Set problem: Output the full listing below exactly as it reads, and skip anything that is a picture.

Extracted entries:

━━━━━━━━━━━━━━━━━━━━━━━━━━━━━━

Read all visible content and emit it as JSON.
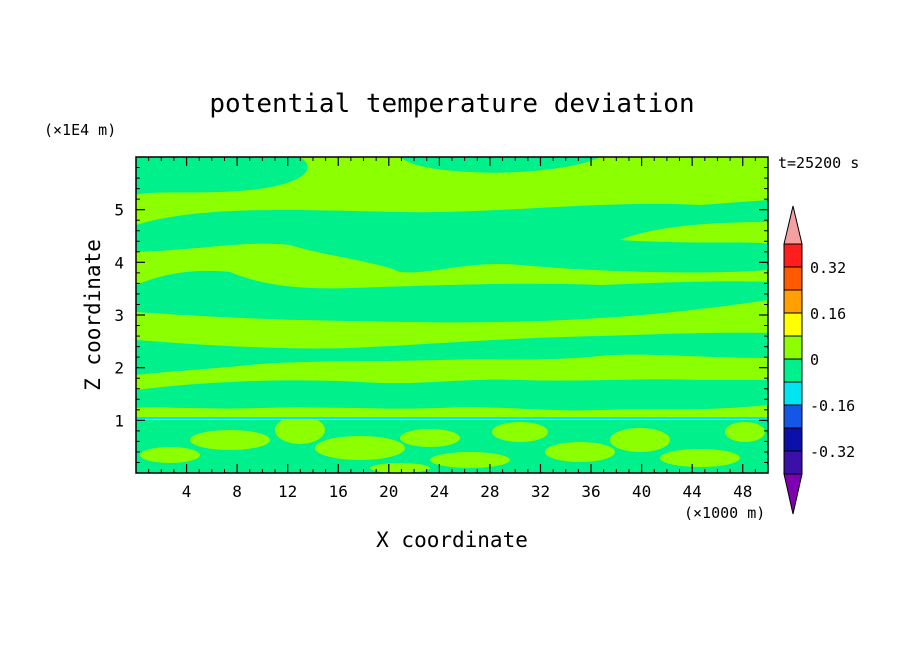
{
  "chart_data": {
    "type": "heatmap",
    "title": "potential temperature deviation",
    "time_label": "t=25200 s",
    "xlabel": "X coordinate",
    "ylabel": "Z coordinate",
    "x_unit": "(×1000 m)",
    "y_unit": "(×1E4 m)",
    "xlim": [
      0,
      50
    ],
    "ylim": [
      0,
      6
    ],
    "x_ticks": [
      "4",
      "8",
      "12",
      "16",
      "20",
      "24",
      "28",
      "32",
      "36",
      "40",
      "44",
      "48"
    ],
    "x_tick_values": [
      4,
      8,
      12,
      16,
      20,
      24,
      28,
      32,
      36,
      40,
      44,
      48
    ],
    "y_ticks": [
      "1",
      "2",
      "3",
      "4",
      "5"
    ],
    "y_tick_values": [
      1,
      2,
      3,
      4,
      5
    ],
    "field_note": "values mostly between -0.08 and 0.08 (green bands), thin layer near Z=1.05 with small excursions",
    "colorbar": {
      "levels": [
        -0.4,
        -0.32,
        -0.24,
        -0.16,
        -0.08,
        0,
        0.08,
        0.16,
        0.24,
        0.32,
        0.4
      ],
      "tick_labels": [
        "0.32",
        "0.16",
        "0",
        "-0.16",
        "-0.32"
      ],
      "tick_values": [
        0.32,
        0.16,
        0,
        -0.16,
        -0.32
      ],
      "colors_low_to_high": [
        "#7f00b0",
        "#3a10a8",
        "#0a10a8",
        "#1456e6",
        "#00e5f0",
        "#00f08c",
        "#8cff00",
        "#ffff00",
        "#ffa000",
        "#ff5a00",
        "#ff1e1e",
        "#f4a0a0"
      ],
      "low_color": "#00f08c",
      "high_color": "#8cff00"
    }
  }
}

━━━━━━━━━━━━━━━━━━━━━━━━━━━━━━

Task result:
Read all visible content and emit it as JSON.
{
  "chart_data": {
    "type": "heatmap",
    "title": "potential temperature deviation",
    "time_label": "t=25200 s",
    "xlabel": "X coordinate",
    "ylabel": "Z coordinate",
    "x_unit": "(×1000 m)",
    "y_unit": "(×1E4 m)",
    "xlim": [
      0,
      50
    ],
    "ylim": [
      0,
      6
    ],
    "x_ticks": [
      "4",
      "8",
      "12",
      "16",
      "20",
      "24",
      "28",
      "32",
      "36",
      "40",
      "44",
      "48"
    ],
    "x_tick_values": [
      4,
      8,
      12,
      16,
      20,
      24,
      28,
      32,
      36,
      40,
      44,
      48
    ],
    "y_ticks": [
      "1",
      "2",
      "3",
      "4",
      "5"
    ],
    "y_tick_values": [
      1,
      2,
      3,
      4,
      5
    ],
    "field_note": "values mostly between -0.08 and 0.08 (green bands), thin layer near Z=1.05 with small excursions",
    "colorbar": {
      "levels": [
        -0.4,
        -0.32,
        -0.24,
        -0.16,
        -0.08,
        0,
        0.08,
        0.16,
        0.24,
        0.32,
        0.4
      ],
      "tick_labels": [
        "0.32",
        "0.16",
        "0",
        "-0.16",
        "-0.32"
      ],
      "tick_values": [
        0.32,
        0.16,
        0,
        -0.16,
        -0.32
      ],
      "colors_low_to_high": [
        "#7f00b0",
        "#3a10a8",
        "#0a10a8",
        "#1456e6",
        "#00e5f0",
        "#00f08c",
        "#8cff00",
        "#ffff00",
        "#ffa000",
        "#ff5a00",
        "#ff1e1e",
        "#f4a0a0"
      ],
      "low_color": "#00f08c",
      "high_color": "#8cff00"
    }
  }
}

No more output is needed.